** Exercise prompt **
Return all of the entries exactly as written.

>> start Input for this task

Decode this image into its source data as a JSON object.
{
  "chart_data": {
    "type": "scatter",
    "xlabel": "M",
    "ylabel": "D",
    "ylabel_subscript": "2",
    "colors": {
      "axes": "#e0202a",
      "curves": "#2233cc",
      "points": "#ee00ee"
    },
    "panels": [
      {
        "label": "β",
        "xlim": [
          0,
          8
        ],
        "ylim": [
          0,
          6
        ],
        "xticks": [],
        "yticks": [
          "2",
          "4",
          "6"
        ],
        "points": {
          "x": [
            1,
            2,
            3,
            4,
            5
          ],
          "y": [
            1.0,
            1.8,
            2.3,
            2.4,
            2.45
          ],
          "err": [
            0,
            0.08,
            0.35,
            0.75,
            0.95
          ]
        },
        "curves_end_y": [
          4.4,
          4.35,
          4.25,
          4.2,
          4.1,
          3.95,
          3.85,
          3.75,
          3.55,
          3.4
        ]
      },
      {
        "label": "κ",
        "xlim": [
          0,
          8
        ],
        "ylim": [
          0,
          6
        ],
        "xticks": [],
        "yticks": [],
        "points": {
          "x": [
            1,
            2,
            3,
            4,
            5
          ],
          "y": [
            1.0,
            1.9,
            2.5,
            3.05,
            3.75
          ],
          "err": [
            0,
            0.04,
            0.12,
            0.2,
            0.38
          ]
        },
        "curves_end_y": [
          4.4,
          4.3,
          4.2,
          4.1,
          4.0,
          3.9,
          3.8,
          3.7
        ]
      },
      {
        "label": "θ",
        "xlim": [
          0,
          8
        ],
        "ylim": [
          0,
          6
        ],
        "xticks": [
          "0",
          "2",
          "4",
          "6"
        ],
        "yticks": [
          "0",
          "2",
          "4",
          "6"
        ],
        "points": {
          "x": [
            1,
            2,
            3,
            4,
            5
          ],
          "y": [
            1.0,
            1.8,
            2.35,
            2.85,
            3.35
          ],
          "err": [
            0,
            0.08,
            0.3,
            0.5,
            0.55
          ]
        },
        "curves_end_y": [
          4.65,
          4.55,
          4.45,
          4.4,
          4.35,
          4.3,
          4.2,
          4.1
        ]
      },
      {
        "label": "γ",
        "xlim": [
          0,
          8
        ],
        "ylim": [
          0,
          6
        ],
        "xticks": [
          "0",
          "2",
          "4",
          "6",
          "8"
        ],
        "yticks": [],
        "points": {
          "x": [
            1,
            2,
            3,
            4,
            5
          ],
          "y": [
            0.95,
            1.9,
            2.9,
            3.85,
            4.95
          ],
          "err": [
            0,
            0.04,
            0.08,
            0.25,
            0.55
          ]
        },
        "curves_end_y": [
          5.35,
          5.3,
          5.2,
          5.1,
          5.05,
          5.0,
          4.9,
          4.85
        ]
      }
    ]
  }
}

>> end Input for this task

** Complete output **
Decode this image into its source data as a JSON object.
{
  "chart_data": {
    "type": "scatter",
    "xlabel": "M",
    "ylabel": "D",
    "ylabel_subscript": "2",
    "colors": {
      "axes": "#e0202a",
      "curves": "#2233cc",
      "points": "#ee00ee"
    },
    "panels": [
      {
        "label": "β",
        "xlim": [
          0,
          8
        ],
        "ylim": [
          0,
          6
        ],
        "xticks": [],
        "yticks": [
          "2",
          "4",
          "6"
        ],
        "points": {
          "x": [
            1,
            2,
            3,
            4,
            5
          ],
          "y": [
            1.0,
            1.8,
            2.3,
            2.4,
            2.45
          ],
          "err": [
            0,
            0.08,
            0.35,
            0.75,
            0.95
          ]
        },
        "curves_end_y": [
          4.4,
          4.35,
          4.25,
          4.2,
          4.1,
          3.95,
          3.85,
          3.75,
          3.55,
          3.4
        ]
      },
      {
        "label": "κ",
        "xlim": [
          0,
          8
        ],
        "ylim": [
          0,
          6
        ],
        "xticks": [],
        "yticks": [],
        "points": {
          "x": [
            1,
            2,
            3,
            4,
            5
          ],
          "y": [
            1.0,
            1.9,
            2.5,
            3.05,
            3.75
          ],
          "err": [
            0,
            0.04,
            0.12,
            0.2,
            0.38
          ]
        },
        "curves_end_y": [
          4.4,
          4.3,
          4.2,
          4.1,
          4.0,
          3.9,
          3.8,
          3.7
        ]
      },
      {
        "label": "θ",
        "xlim": [
          0,
          8
        ],
        "ylim": [
          0,
          6
        ],
        "xticks": [
          "0",
          "2",
          "4",
          "6"
        ],
        "yticks": [
          "0",
          "2",
          "4",
          "6"
        ],
        "points": {
          "x": [
            1,
            2,
            3,
            4,
            5
          ],
          "y": [
            1.0,
            1.8,
            2.35,
            2.85,
            3.35
          ],
          "err": [
            0,
            0.08,
            0.3,
            0.5,
            0.55
          ]
        },
        "curves_end_y": [
          4.65,
          4.55,
          4.45,
          4.4,
          4.35,
          4.3,
          4.2,
          4.1
        ]
      },
      {
        "label": "γ",
        "xlim": [
          0,
          8
        ],
        "ylim": [
          0,
          6
        ],
        "xticks": [
          "0",
          "2",
          "4",
          "6",
          "8"
        ],
        "yticks": [],
        "points": {
          "x": [
            1,
            2,
            3,
            4,
            5
          ],
          "y": [
            0.95,
            1.9,
            2.9,
            3.85,
            4.95
          ],
          "err": [
            0,
            0.04,
            0.08,
            0.25,
            0.55
          ]
        },
        "curves_end_y": [
          5.35,
          5.3,
          5.2,
          5.1,
          5.05,
          5.0,
          4.9,
          4.85
        ]
      }
    ]
  }
}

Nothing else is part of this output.